INSTRUCTION: Every line of the material is to be quoted verbatim, minus the pictures.

Items listed in a dataset

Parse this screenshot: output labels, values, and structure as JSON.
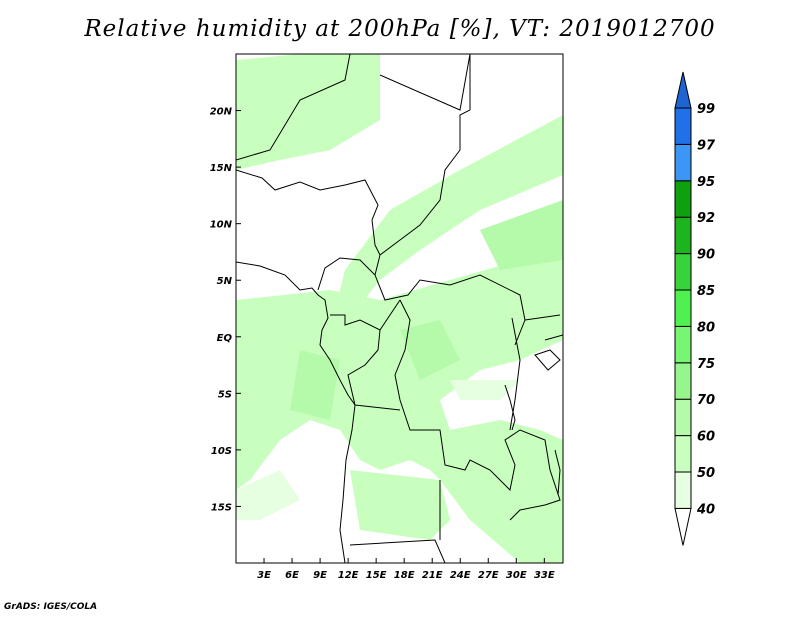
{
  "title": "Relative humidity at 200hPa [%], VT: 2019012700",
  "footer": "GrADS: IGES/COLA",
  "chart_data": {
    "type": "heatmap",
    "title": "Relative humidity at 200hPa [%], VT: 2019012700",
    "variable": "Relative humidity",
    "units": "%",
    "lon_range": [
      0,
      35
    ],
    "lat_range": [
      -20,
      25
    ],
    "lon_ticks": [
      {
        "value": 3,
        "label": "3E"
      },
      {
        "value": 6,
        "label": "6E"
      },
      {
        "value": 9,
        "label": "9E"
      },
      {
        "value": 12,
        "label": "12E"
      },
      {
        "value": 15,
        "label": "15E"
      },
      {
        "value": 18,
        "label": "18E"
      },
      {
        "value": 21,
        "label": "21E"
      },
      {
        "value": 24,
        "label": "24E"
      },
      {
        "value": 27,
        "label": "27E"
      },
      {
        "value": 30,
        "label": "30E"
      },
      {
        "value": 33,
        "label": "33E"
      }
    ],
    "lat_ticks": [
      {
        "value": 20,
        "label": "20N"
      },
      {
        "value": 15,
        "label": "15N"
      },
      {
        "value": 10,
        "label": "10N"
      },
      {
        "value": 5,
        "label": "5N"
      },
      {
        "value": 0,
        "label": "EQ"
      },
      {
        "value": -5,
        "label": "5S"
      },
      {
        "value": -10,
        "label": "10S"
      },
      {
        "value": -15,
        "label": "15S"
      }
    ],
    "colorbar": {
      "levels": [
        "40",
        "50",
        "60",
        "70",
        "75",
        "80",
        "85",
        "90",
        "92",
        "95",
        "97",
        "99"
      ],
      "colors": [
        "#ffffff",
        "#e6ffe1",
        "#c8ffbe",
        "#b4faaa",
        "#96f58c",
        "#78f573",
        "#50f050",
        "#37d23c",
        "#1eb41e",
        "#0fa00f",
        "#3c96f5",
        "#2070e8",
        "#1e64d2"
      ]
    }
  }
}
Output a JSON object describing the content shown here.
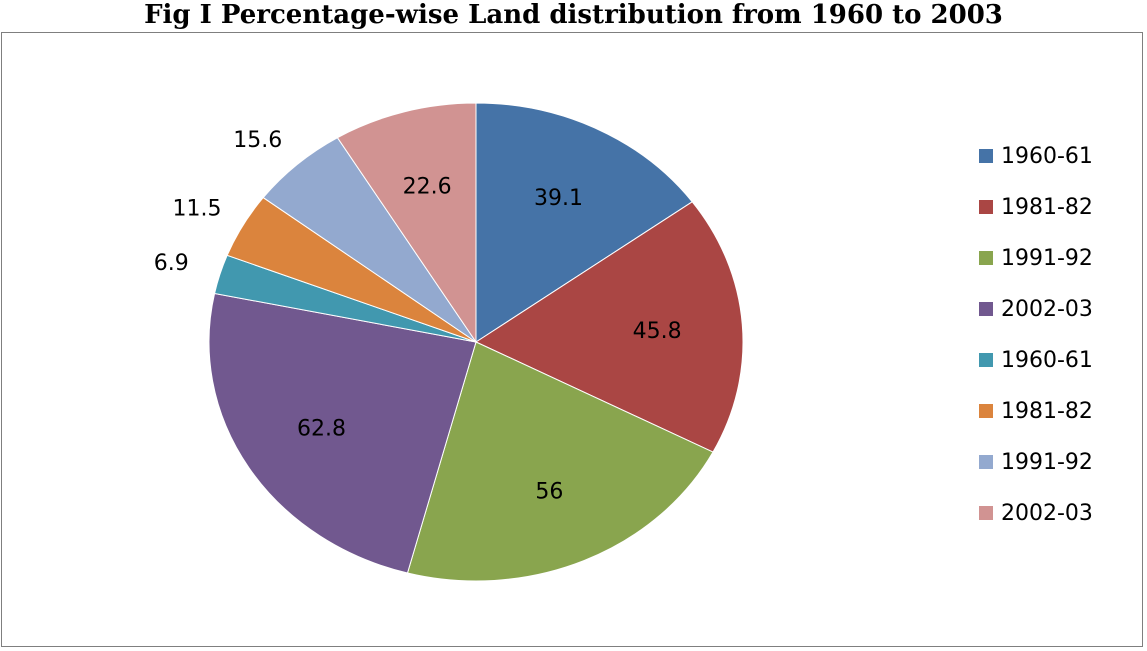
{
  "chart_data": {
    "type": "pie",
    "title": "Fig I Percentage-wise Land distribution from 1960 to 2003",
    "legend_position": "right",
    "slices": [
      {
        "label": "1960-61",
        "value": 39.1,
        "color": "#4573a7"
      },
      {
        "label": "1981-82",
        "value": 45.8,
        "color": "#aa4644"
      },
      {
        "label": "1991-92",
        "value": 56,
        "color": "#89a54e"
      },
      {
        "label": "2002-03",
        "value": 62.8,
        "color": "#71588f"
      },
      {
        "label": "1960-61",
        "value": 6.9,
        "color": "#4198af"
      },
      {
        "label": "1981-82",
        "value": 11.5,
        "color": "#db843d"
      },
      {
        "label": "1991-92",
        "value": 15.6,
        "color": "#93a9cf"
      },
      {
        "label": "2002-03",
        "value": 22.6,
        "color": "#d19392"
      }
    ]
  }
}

RESPONSE:
Parse this screenshot: output labels, values, and structure as JSON.
{
  "title": "Relative humidity at 200hPa [%], VT: 2019012700",
  "footer": "GrADS: IGES/COLA",
  "chart_data": {
    "type": "heatmap",
    "title": "Relative humidity at 200hPa [%], VT: 2019012700",
    "variable": "Relative humidity",
    "units": "%",
    "lon_range": [
      0,
      35
    ],
    "lat_range": [
      -20,
      25
    ],
    "lon_ticks": [
      {
        "value": 3,
        "label": "3E"
      },
      {
        "value": 6,
        "label": "6E"
      },
      {
        "value": 9,
        "label": "9E"
      },
      {
        "value": 12,
        "label": "12E"
      },
      {
        "value": 15,
        "label": "15E"
      },
      {
        "value": 18,
        "label": "18E"
      },
      {
        "value": 21,
        "label": "21E"
      },
      {
        "value": 24,
        "label": "24E"
      },
      {
        "value": 27,
        "label": "27E"
      },
      {
        "value": 30,
        "label": "30E"
      },
      {
        "value": 33,
        "label": "33E"
      }
    ],
    "lat_ticks": [
      {
        "value": 20,
        "label": "20N"
      },
      {
        "value": 15,
        "label": "15N"
      },
      {
        "value": 10,
        "label": "10N"
      },
      {
        "value": 5,
        "label": "5N"
      },
      {
        "value": 0,
        "label": "EQ"
      },
      {
        "value": -5,
        "label": "5S"
      },
      {
        "value": -10,
        "label": "10S"
      },
      {
        "value": -15,
        "label": "15S"
      }
    ],
    "colorbar": {
      "levels": [
        "40",
        "50",
        "60",
        "70",
        "75",
        "80",
        "85",
        "90",
        "92",
        "95",
        "97",
        "99"
      ],
      "colors": [
        "#ffffff",
        "#e6ffe1",
        "#c8ffbe",
        "#b4faaa",
        "#96f58c",
        "#78f573",
        "#50f050",
        "#37d23c",
        "#1eb41e",
        "#0fa00f",
        "#3c96f5",
        "#2070e8",
        "#1e64d2"
      ]
    }
  }
}
Output a JSON object describing the content shown here.
{
  "chart_data": {
    "type": "pie",
    "title": "Fig I Percentage-wise Land distribution from 1960 to 2003",
    "legend_position": "right",
    "slices": [
      {
        "label": "1960-61",
        "value": 39.1,
        "color": "#4573a7"
      },
      {
        "label": "1981-82",
        "value": 45.8,
        "color": "#aa4644"
      },
      {
        "label": "1991-92",
        "value": 56,
        "color": "#89a54e"
      },
      {
        "label": "2002-03",
        "value": 62.8,
        "color": "#71588f"
      },
      {
        "label": "1960-61",
        "value": 6.9,
        "color": "#4198af"
      },
      {
        "label": "1981-82",
        "value": 11.5,
        "color": "#db843d"
      },
      {
        "label": "1991-92",
        "value": 15.6,
        "color": "#93a9cf"
      },
      {
        "label": "2002-03",
        "value": 22.6,
        "color": "#d19392"
      }
    ]
  }
}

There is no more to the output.